| Exercise |
The exercise asks for every line of the data to be reproduced exactly.

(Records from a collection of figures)

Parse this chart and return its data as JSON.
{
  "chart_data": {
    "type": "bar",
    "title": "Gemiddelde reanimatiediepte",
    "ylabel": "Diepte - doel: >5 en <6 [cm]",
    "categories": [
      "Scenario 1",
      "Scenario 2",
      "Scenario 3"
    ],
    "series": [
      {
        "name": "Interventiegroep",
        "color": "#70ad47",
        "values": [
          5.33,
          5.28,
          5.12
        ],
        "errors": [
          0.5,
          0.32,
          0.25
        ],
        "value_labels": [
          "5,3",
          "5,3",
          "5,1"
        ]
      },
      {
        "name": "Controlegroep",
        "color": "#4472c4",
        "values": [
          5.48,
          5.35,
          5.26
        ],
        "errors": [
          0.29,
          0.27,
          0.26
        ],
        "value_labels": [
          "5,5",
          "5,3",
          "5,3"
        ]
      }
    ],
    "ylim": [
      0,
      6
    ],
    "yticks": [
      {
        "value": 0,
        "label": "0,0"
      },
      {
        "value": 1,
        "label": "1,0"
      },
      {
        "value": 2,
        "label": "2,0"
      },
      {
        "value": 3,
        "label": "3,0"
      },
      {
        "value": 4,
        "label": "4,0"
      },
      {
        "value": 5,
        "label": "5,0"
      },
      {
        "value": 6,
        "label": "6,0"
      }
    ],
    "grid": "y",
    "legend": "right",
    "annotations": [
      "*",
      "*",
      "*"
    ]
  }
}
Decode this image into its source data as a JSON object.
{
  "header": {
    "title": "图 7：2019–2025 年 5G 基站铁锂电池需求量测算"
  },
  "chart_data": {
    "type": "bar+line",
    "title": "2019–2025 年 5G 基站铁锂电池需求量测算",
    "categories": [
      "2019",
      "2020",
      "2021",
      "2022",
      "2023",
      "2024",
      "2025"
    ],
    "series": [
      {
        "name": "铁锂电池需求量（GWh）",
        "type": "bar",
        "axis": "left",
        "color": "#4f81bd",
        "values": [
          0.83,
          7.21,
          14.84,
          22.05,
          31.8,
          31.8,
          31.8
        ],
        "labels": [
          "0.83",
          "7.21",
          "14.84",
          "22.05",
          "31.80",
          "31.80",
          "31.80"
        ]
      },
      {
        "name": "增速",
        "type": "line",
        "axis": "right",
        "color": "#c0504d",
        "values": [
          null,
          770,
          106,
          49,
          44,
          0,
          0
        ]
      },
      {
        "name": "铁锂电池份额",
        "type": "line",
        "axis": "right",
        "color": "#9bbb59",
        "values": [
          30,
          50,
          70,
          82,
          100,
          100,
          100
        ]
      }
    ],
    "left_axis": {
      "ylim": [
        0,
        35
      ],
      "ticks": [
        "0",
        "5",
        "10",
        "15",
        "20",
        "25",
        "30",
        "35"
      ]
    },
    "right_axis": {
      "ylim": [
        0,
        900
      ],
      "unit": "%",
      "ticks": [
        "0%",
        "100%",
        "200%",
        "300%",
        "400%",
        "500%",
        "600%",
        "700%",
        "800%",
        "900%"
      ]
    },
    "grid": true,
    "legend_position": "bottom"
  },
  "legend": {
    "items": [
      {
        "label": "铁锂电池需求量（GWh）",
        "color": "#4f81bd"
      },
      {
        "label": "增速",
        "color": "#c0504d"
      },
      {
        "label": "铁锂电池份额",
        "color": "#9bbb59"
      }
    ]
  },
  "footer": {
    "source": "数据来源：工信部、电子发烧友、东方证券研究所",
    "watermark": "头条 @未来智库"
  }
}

| Result |
Parse this chart and return its data as JSON.
{
  "chart_data": {
    "type": "bar",
    "title": "Gemiddelde reanimatiediepte",
    "ylabel": "Diepte - doel: >5 en <6 [cm]",
    "categories": [
      "Scenario 1",
      "Scenario 2",
      "Scenario 3"
    ],
    "series": [
      {
        "name": "Interventiegroep",
        "color": "#70ad47",
        "values": [
          5.33,
          5.28,
          5.12
        ],
        "errors": [
          0.5,
          0.32,
          0.25
        ],
        "value_labels": [
          "5,3",
          "5,3",
          "5,1"
        ]
      },
      {
        "name": "Controlegroep",
        "color": "#4472c4",
        "values": [
          5.48,
          5.35,
          5.26
        ],
        "errors": [
          0.29,
          0.27,
          0.26
        ],
        "value_labels": [
          "5,5",
          "5,3",
          "5,3"
        ]
      }
    ],
    "ylim": [
      0,
      6
    ],
    "yticks": [
      {
        "value": 0,
        "label": "0,0"
      },
      {
        "value": 1,
        "label": "1,0"
      },
      {
        "value": 2,
        "label": "2,0"
      },
      {
        "value": 3,
        "label": "3,0"
      },
      {
        "value": 4,
        "label": "4,0"
      },
      {
        "value": 5,
        "label": "5,0"
      },
      {
        "value": 6,
        "label": "6,0"
      }
    ],
    "grid": "y",
    "legend": "right",
    "annotations": [
      "*",
      "*",
      "*"
    ]
  }
}
Decode this image into its source data as a JSON object.
{
  "header": {
    "title": "图 7：2019–2025 年 5G 基站铁锂电池需求量测算"
  },
  "chart_data": {
    "type": "bar+line",
    "title": "2019–2025 年 5G 基站铁锂电池需求量测算",
    "categories": [
      "2019",
      "2020",
      "2021",
      "2022",
      "2023",
      "2024",
      "2025"
    ],
    "series": [
      {
        "name": "铁锂电池需求量（GWh）",
        "type": "bar",
        "axis": "left",
        "color": "#4f81bd",
        "values": [
          0.83,
          7.21,
          14.84,
          22.05,
          31.8,
          31.8,
          31.8
        ],
        "labels": [
          "0.83",
          "7.21",
          "14.84",
          "22.05",
          "31.80",
          "31.80",
          "31.80"
        ]
      },
      {
        "name": "增速",
        "type": "line",
        "axis": "right",
        "color": "#c0504d",
        "values": [
          null,
          770,
          106,
          49,
          44,
          0,
          0
        ]
      },
      {
        "name": "铁锂电池份额",
        "type": "line",
        "axis": "right",
        "color": "#9bbb59",
        "values": [
          30,
          50,
          70,
          82,
          100,
          100,
          100
        ]
      }
    ],
    "left_axis": {
      "ylim": [
        0,
        35
      ],
      "ticks": [
        "0",
        "5",
        "10",
        "15",
        "20",
        "25",
        "30",
        "35"
      ]
    },
    "right_axis": {
      "ylim": [
        0,
        900
      ],
      "unit": "%",
      "ticks": [
        "0%",
        "100%",
        "200%",
        "300%",
        "400%",
        "500%",
        "600%",
        "700%",
        "800%",
        "900%"
      ]
    },
    "grid": true,
    "legend_position": "bottom"
  },
  "legend": {
    "items": [
      {
        "label": "铁锂电池需求量（GWh）",
        "color": "#4f81bd"
      },
      {
        "label": "增速",
        "color": "#c0504d"
      },
      {
        "label": "铁锂电池份额",
        "color": "#9bbb59"
      }
    ]
  },
  "footer": {
    "source": "数据来源：工信部、电子发烧友、东方证券研究所",
    "watermark": "头条 @未来智库"
  }
}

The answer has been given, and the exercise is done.